-- TASK STATEMENT --
Find the lines that contain the word "излучения" and copy each one.

-- GIVEN ENTRIES --
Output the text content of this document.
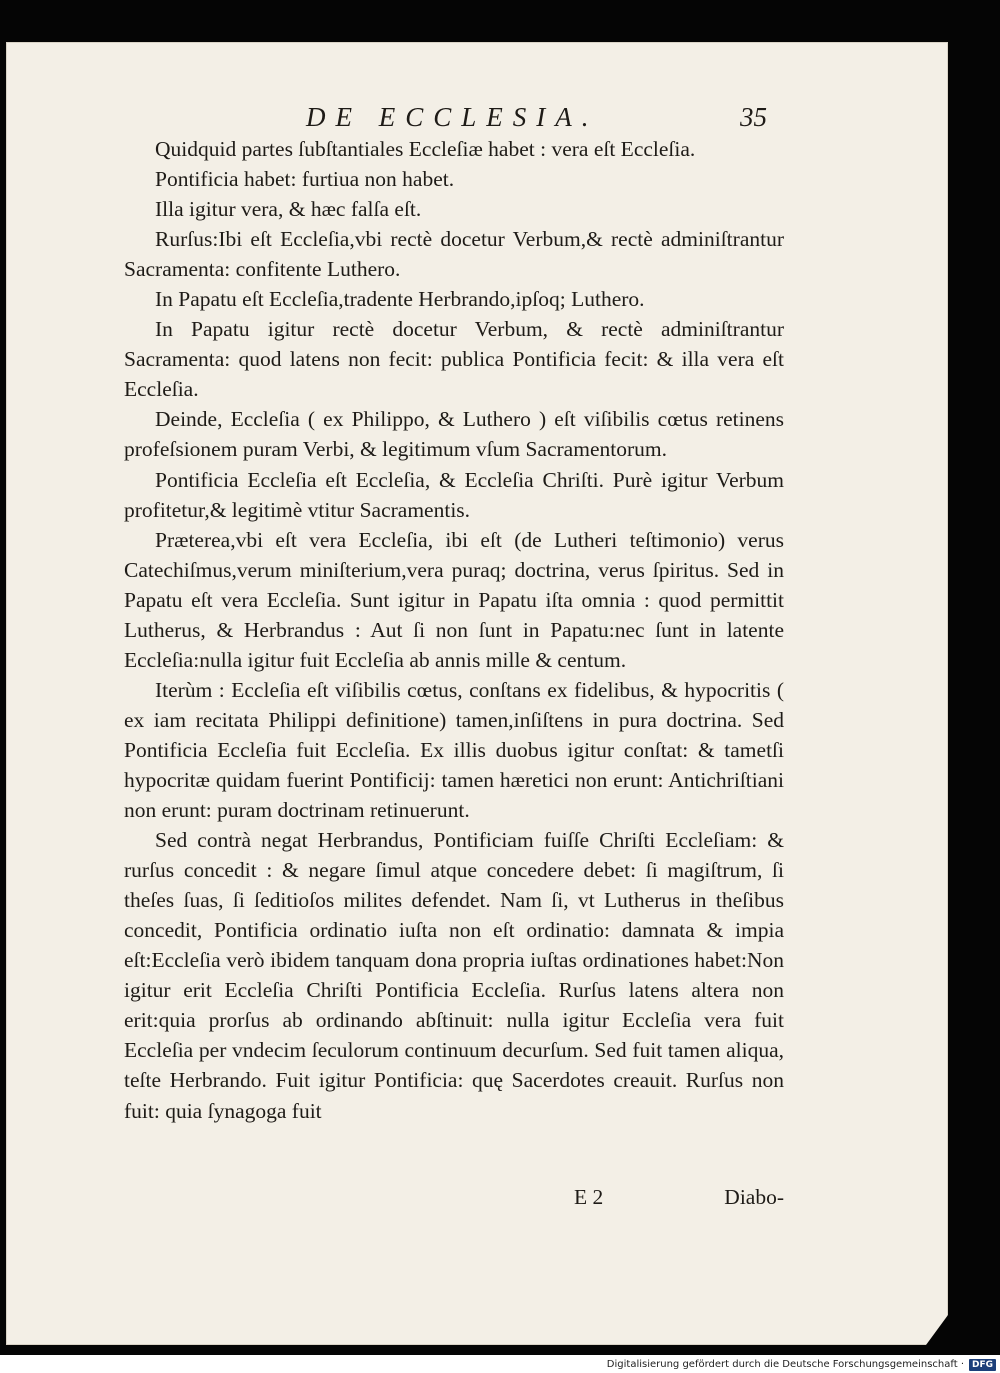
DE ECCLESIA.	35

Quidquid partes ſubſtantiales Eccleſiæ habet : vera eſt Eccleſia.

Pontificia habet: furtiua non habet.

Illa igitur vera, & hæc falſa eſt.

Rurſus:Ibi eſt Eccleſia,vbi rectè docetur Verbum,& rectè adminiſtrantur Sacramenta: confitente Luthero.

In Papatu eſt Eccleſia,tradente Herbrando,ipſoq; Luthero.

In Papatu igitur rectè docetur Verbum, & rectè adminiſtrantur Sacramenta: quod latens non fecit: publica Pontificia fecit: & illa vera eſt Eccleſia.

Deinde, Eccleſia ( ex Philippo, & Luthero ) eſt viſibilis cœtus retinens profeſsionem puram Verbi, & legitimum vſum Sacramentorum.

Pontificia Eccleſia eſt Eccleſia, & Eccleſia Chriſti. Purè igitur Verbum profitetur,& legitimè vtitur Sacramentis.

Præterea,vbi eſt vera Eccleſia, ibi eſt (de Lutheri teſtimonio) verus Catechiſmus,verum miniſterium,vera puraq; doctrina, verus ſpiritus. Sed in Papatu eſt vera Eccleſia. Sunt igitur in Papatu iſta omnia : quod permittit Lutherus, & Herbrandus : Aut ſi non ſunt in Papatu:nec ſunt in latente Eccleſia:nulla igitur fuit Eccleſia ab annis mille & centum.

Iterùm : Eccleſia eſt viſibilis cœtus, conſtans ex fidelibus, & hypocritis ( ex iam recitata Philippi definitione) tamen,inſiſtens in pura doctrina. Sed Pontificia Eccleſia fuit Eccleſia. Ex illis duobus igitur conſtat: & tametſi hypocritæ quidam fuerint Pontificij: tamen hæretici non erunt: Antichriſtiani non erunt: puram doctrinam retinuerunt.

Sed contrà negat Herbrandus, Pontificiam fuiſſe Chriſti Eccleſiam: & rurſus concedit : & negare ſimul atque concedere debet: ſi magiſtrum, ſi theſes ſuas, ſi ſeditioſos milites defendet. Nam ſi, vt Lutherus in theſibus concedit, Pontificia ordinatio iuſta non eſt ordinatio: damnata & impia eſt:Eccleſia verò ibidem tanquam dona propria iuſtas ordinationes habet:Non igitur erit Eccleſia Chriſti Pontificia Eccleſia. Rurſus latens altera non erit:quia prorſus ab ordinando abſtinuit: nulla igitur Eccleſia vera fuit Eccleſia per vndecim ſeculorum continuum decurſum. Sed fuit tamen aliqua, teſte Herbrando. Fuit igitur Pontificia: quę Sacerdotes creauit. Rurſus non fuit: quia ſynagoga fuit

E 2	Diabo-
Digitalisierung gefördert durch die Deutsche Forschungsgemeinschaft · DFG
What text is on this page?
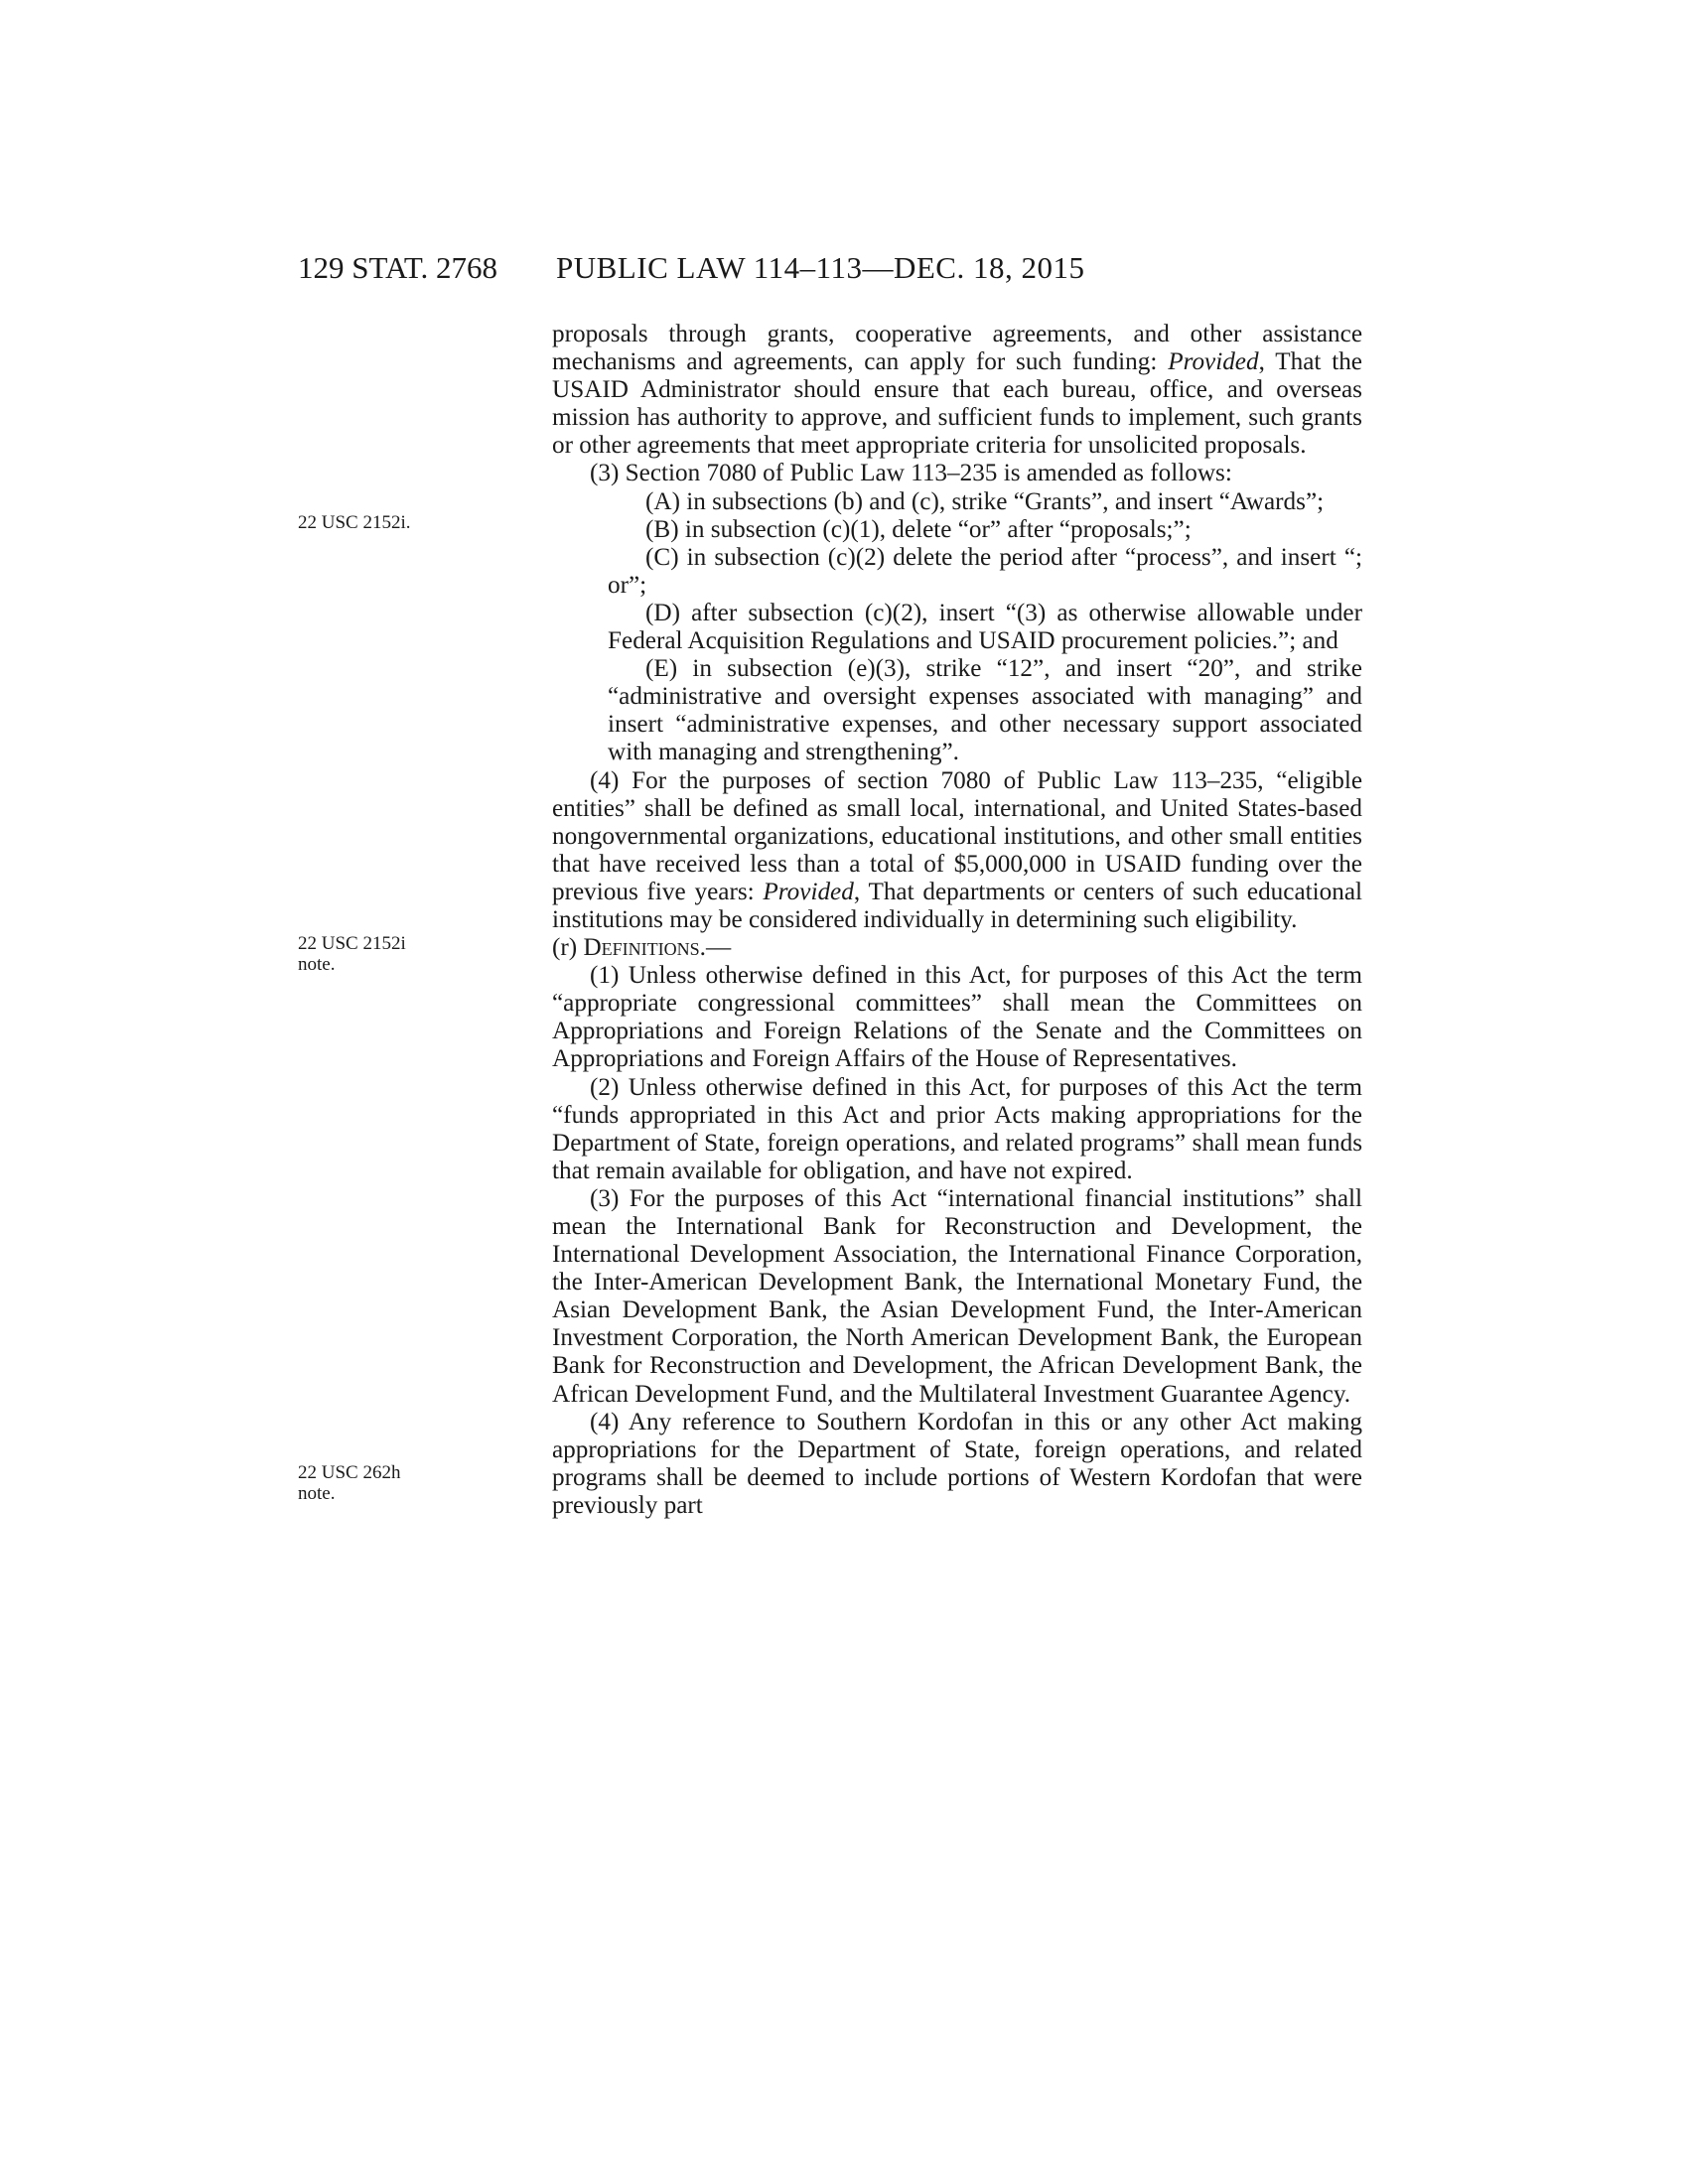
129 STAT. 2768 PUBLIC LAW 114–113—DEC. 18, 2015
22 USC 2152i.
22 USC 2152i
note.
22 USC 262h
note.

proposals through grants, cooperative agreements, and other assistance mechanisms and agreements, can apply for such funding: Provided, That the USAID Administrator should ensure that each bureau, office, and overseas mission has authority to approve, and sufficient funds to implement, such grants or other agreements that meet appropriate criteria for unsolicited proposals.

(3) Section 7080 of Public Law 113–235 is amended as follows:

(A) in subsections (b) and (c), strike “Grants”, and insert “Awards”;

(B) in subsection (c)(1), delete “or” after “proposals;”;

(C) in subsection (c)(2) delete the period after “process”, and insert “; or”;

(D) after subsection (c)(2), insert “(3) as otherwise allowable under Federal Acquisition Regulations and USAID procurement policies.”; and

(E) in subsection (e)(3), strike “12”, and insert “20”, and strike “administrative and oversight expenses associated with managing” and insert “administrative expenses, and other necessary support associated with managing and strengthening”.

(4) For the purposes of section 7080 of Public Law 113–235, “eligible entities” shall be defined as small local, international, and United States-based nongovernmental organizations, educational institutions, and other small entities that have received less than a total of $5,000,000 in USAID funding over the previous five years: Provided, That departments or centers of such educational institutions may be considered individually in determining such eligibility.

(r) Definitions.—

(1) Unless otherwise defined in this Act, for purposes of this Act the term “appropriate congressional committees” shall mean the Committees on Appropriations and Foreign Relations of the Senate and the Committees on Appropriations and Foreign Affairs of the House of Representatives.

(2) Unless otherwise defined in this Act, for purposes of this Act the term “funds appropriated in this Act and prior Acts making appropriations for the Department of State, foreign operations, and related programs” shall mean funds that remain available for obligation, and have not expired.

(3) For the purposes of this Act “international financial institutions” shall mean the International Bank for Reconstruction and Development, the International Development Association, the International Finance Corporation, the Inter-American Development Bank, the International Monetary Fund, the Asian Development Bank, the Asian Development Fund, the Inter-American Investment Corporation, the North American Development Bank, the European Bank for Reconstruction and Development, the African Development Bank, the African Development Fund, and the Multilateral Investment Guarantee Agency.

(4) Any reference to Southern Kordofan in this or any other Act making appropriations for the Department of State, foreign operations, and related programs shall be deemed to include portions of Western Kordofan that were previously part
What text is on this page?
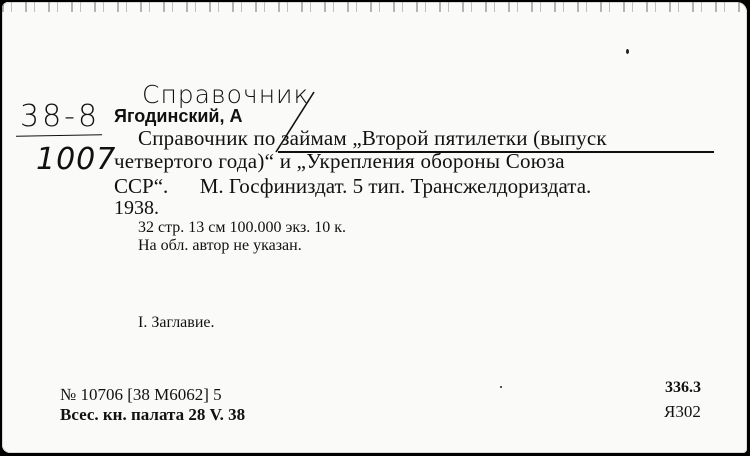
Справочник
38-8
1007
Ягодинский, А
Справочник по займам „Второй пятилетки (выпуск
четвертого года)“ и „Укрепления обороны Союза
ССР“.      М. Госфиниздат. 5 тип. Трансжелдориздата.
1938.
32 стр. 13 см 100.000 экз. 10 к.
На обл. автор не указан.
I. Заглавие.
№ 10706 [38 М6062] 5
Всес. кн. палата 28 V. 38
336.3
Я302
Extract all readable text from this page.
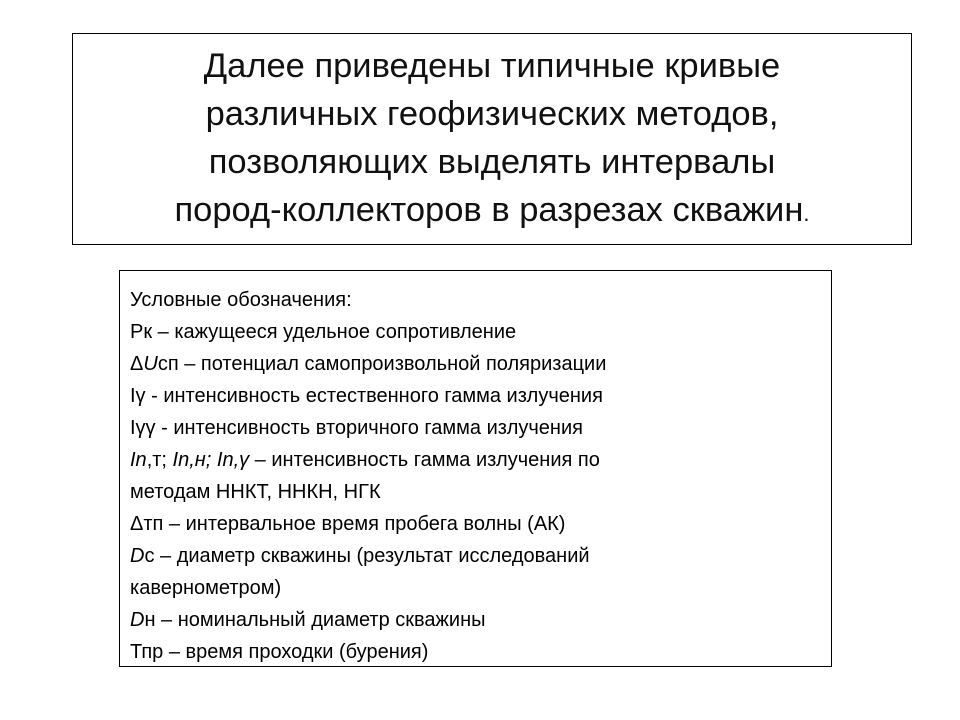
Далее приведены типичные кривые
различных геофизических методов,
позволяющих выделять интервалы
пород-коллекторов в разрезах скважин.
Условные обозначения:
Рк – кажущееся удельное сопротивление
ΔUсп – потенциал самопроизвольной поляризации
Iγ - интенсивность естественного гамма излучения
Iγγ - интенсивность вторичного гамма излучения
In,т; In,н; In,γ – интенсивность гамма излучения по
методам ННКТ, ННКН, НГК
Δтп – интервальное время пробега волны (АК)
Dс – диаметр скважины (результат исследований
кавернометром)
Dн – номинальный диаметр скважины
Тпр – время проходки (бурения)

-- SOLUTION TO THIS TASK --
Iγ - интенсивность естественного гамма излучения
Iγγ - интенсивность вторичного гамма излучения
In,т; In,н; In,γ – интенсивность гамма излучения по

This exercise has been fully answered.